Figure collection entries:
━━━━━━━━━━━━━━━━━━━━
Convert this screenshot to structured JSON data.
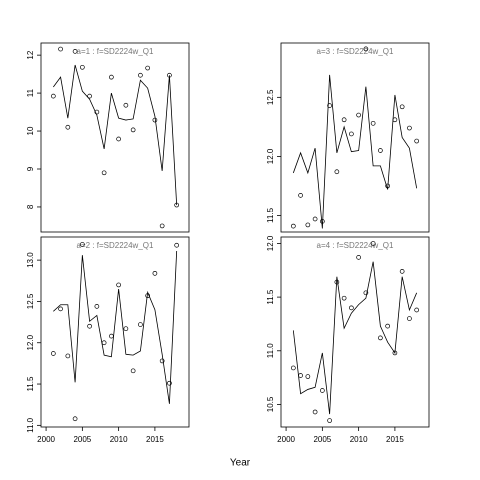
{
  "xlabel": "Year",
  "chart_data": [
    {
      "type": "line",
      "title": "a=1  :  f=SD2224w_Q1",
      "x": [
        2001,
        2002,
        2003,
        2004,
        2005,
        2006,
        2007,
        2008,
        2009,
        2010,
        2011,
        2012,
        2013,
        2014,
        2015,
        2016,
        2017,
        2018
      ],
      "xlim": [
        1999.3,
        2019.7
      ],
      "ylim": [
        7.34,
        12.32
      ],
      "yticks": [
        8,
        9,
        10,
        11,
        12
      ],
      "series": [
        {
          "style": "points",
          "color": "#000000",
          "values": [
            10.92,
            12.16,
            10.1,
            12.1,
            11.68,
            10.92,
            10.5,
            8.9,
            11.42,
            9.79,
            10.68,
            10.03,
            11.47,
            11.66,
            10.29,
            7.5,
            11.47,
            8.05
          ]
        },
        {
          "style": "line",
          "color": "#000000",
          "values": [
            11.16,
            11.42,
            10.34,
            11.74,
            11.05,
            10.84,
            10.42,
            9.53,
            11.0,
            10.34,
            10.29,
            10.32,
            11.34,
            11.13,
            10.39,
            8.95,
            11.47,
            8.05
          ]
        }
      ]
    },
    {
      "type": "line",
      "title": "a=2  :  f=SD2224w_Q1",
      "x": [
        2001,
        2002,
        2003,
        2004,
        2005,
        2006,
        2007,
        2008,
        2009,
        2010,
        2011,
        2012,
        2013,
        2014,
        2015,
        2016,
        2017,
        2018
      ],
      "xlim": [
        1999.3,
        2019.7
      ],
      "xticks": [
        2000,
        2005,
        2010,
        2015
      ],
      "ylim": [
        10.98,
        13.28
      ],
      "yticks": [
        {
          "value": 11,
          "label": "11.0"
        },
        {
          "value": 11.5,
          "label": "11.5"
        },
        {
          "value": 12,
          "label": "12.0"
        },
        {
          "value": 12.5,
          "label": "12.5"
        },
        {
          "value": 13,
          "label": "13.0"
        }
      ],
      "series": [
        {
          "style": "points",
          "color": "#000000",
          "values": [
            11.87,
            12.41,
            11.84,
            11.08,
            13.19,
            12.2,
            12.44,
            12.0,
            12.08,
            12.7,
            12.17,
            11.66,
            12.22,
            12.57,
            12.84,
            11.78,
            11.51,
            13.18
          ]
        },
        {
          "style": "line",
          "color": "#000000",
          "values": [
            12.38,
            12.46,
            12.46,
            11.52,
            13.06,
            12.26,
            12.33,
            11.85,
            11.83,
            12.65,
            11.86,
            11.85,
            11.9,
            12.61,
            12.4,
            11.86,
            11.26,
            13.11
          ]
        }
      ]
    },
    {
      "type": "line",
      "title": "a=3  :  f=SD2224w_Q1",
      "x": [
        2001,
        2002,
        2003,
        2004,
        2005,
        2006,
        2007,
        2008,
        2009,
        2010,
        2011,
        2012,
        2013,
        2014,
        2015,
        2016,
        2017,
        2018
      ],
      "xlim": [
        1999.3,
        2019.7
      ],
      "ylim": [
        11.36,
        12.96
      ],
      "yticks": [
        {
          "value": 11.5,
          "label": "11.5"
        },
        {
          "value": 12,
          "label": "12.0"
        },
        {
          "value": 12.5,
          "label": "12.5"
        }
      ],
      "series": [
        {
          "style": "points",
          "color": "#000000",
          "values": [
            11.41,
            11.67,
            11.42,
            11.47,
            11.45,
            12.43,
            11.87,
            12.31,
            12.19,
            12.35,
            12.91,
            12.28,
            12.05,
            11.75,
            12.31,
            12.42,
            12.24,
            12.13
          ]
        },
        {
          "style": "line",
          "color": "#000000",
          "values": [
            11.86,
            12.03,
            11.86,
            12.07,
            11.39,
            12.69,
            12.03,
            12.25,
            12.04,
            12.05,
            12.59,
            11.92,
            11.92,
            11.72,
            12.52,
            12.16,
            12.07,
            11.73
          ]
        }
      ]
    },
    {
      "type": "line",
      "title": "a=4  :  f=SD2224w_Q1",
      "x": [
        2001,
        2002,
        2003,
        2004,
        2005,
        2006,
        2007,
        2008,
        2009,
        2010,
        2011,
        2012,
        2013,
        2014,
        2015,
        2016,
        2017,
        2018
      ],
      "xlim": [
        1999.3,
        2019.7
      ],
      "xticks": [
        2000,
        2005,
        2010,
        2015
      ],
      "ylim": [
        10.29,
        12.06
      ],
      "yticks": [
        {
          "value": 10.5,
          "label": "10.5"
        },
        {
          "value": 11,
          "label": "11.0"
        },
        {
          "value": 11.5,
          "label": "11.5"
        },
        {
          "value": 12,
          "label": "12.0"
        }
      ],
      "series": [
        {
          "style": "points",
          "color": "#000000",
          "values": [
            10.84,
            10.77,
            10.76,
            10.43,
            10.63,
            10.35,
            11.64,
            11.49,
            11.4,
            11.87,
            11.54,
            12.0,
            11.12,
            11.23,
            10.98,
            11.74,
            11.3,
            11.38
          ]
        },
        {
          "style": "line",
          "color": "#000000",
          "values": [
            11.19,
            10.6,
            10.64,
            10.66,
            10.98,
            10.41,
            11.69,
            11.21,
            11.35,
            11.43,
            11.49,
            11.83,
            11.23,
            11.08,
            10.98,
            11.69,
            11.38,
            11.54
          ]
        }
      ]
    }
  ]
}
━━━━━━━━━━━━━━━━━━━━
- **Direction**
Write out the entries above verbatim; the pictures do not belong in your copy.

- **The solution**
Convert this screenshot to structured JSON data.
{
  "xlabel": "Year",
  "chart_data": [
    {
      "type": "line",
      "title": "a=1  :  f=SD2224w_Q1",
      "x": [
        2001,
        2002,
        2003,
        2004,
        2005,
        2006,
        2007,
        2008,
        2009,
        2010,
        2011,
        2012,
        2013,
        2014,
        2015,
        2016,
        2017,
        2018
      ],
      "xlim": [
        1999.3,
        2019.7
      ],
      "ylim": [
        7.34,
        12.32
      ],
      "yticks": [
        8,
        9,
        10,
        11,
        12
      ],
      "series": [
        {
          "style": "points",
          "color": "#000000",
          "values": [
            10.92,
            12.16,
            10.1,
            12.1,
            11.68,
            10.92,
            10.5,
            8.9,
            11.42,
            9.79,
            10.68,
            10.03,
            11.47,
            11.66,
            10.29,
            7.5,
            11.47,
            8.05
          ]
        },
        {
          "style": "line",
          "color": "#000000",
          "values": [
            11.16,
            11.42,
            10.34,
            11.74,
            11.05,
            10.84,
            10.42,
            9.53,
            11.0,
            10.34,
            10.29,
            10.32,
            11.34,
            11.13,
            10.39,
            8.95,
            11.47,
            8.05
          ]
        }
      ]
    },
    {
      "type": "line",
      "title": "a=2  :  f=SD2224w_Q1",
      "x": [
        2001,
        2002,
        2003,
        2004,
        2005,
        2006,
        2007,
        2008,
        2009,
        2010,
        2011,
        2012,
        2013,
        2014,
        2015,
        2016,
        2017,
        2018
      ],
      "xlim": [
        1999.3,
        2019.7
      ],
      "xticks": [
        2000,
        2005,
        2010,
        2015
      ],
      "ylim": [
        10.98,
        13.28
      ],
      "yticks": [
        {
          "value": 11,
          "label": "11.0"
        },
        {
          "value": 11.5,
          "label": "11.5"
        },
        {
          "value": 12,
          "label": "12.0"
        },
        {
          "value": 12.5,
          "label": "12.5"
        },
        {
          "value": 13,
          "label": "13.0"
        }
      ],
      "series": [
        {
          "style": "points",
          "color": "#000000",
          "values": [
            11.87,
            12.41,
            11.84,
            11.08,
            13.19,
            12.2,
            12.44,
            12.0,
            12.08,
            12.7,
            12.17,
            11.66,
            12.22,
            12.57,
            12.84,
            11.78,
            11.51,
            13.18
          ]
        },
        {
          "style": "line",
          "color": "#000000",
          "values": [
            12.38,
            12.46,
            12.46,
            11.52,
            13.06,
            12.26,
            12.33,
            11.85,
            11.83,
            12.65,
            11.86,
            11.85,
            11.9,
            12.61,
            12.4,
            11.86,
            11.26,
            13.11
          ]
        }
      ]
    },
    {
      "type": "line",
      "title": "a=3  :  f=SD2224w_Q1",
      "x": [
        2001,
        2002,
        2003,
        2004,
        2005,
        2006,
        2007,
        2008,
        2009,
        2010,
        2011,
        2012,
        2013,
        2014,
        2015,
        2016,
        2017,
        2018
      ],
      "xlim": [
        1999.3,
        2019.7
      ],
      "ylim": [
        11.36,
        12.96
      ],
      "yticks": [
        {
          "value": 11.5,
          "label": "11.5"
        },
        {
          "value": 12,
          "label": "12.0"
        },
        {
          "value": 12.5,
          "label": "12.5"
        }
      ],
      "series": [
        {
          "style": "points",
          "color": "#000000",
          "values": [
            11.41,
            11.67,
            11.42,
            11.47,
            11.45,
            12.43,
            11.87,
            12.31,
            12.19,
            12.35,
            12.91,
            12.28,
            12.05,
            11.75,
            12.31,
            12.42,
            12.24,
            12.13
          ]
        },
        {
          "style": "line",
          "color": "#000000",
          "values": [
            11.86,
            12.03,
            11.86,
            12.07,
            11.39,
            12.69,
            12.03,
            12.25,
            12.04,
            12.05,
            12.59,
            11.92,
            11.92,
            11.72,
            12.52,
            12.16,
            12.07,
            11.73
          ]
        }
      ]
    },
    {
      "type": "line",
      "title": "a=4  :  f=SD2224w_Q1",
      "x": [
        2001,
        2002,
        2003,
        2004,
        2005,
        2006,
        2007,
        2008,
        2009,
        2010,
        2011,
        2012,
        2013,
        2014,
        2015,
        2016,
        2017,
        2018
      ],
      "xlim": [
        1999.3,
        2019.7
      ],
      "xticks": [
        2000,
        2005,
        2010,
        2015
      ],
      "ylim": [
        10.29,
        12.06
      ],
      "yticks": [
        {
          "value": 10.5,
          "label": "10.5"
        },
        {
          "value": 11,
          "label": "11.0"
        },
        {
          "value": 11.5,
          "label": "11.5"
        },
        {
          "value": 12,
          "label": "12.0"
        }
      ],
      "series": [
        {
          "style": "points",
          "color": "#000000",
          "values": [
            10.84,
            10.77,
            10.76,
            10.43,
            10.63,
            10.35,
            11.64,
            11.49,
            11.4,
            11.87,
            11.54,
            12.0,
            11.12,
            11.23,
            10.98,
            11.74,
            11.3,
            11.38
          ]
        },
        {
          "style": "line",
          "color": "#000000",
          "values": [
            11.19,
            10.6,
            10.64,
            10.66,
            10.98,
            10.41,
            11.69,
            11.21,
            11.35,
            11.43,
            11.49,
            11.83,
            11.23,
            11.08,
            10.98,
            11.69,
            11.38,
            11.54
          ]
        }
      ]
    }
  ]
}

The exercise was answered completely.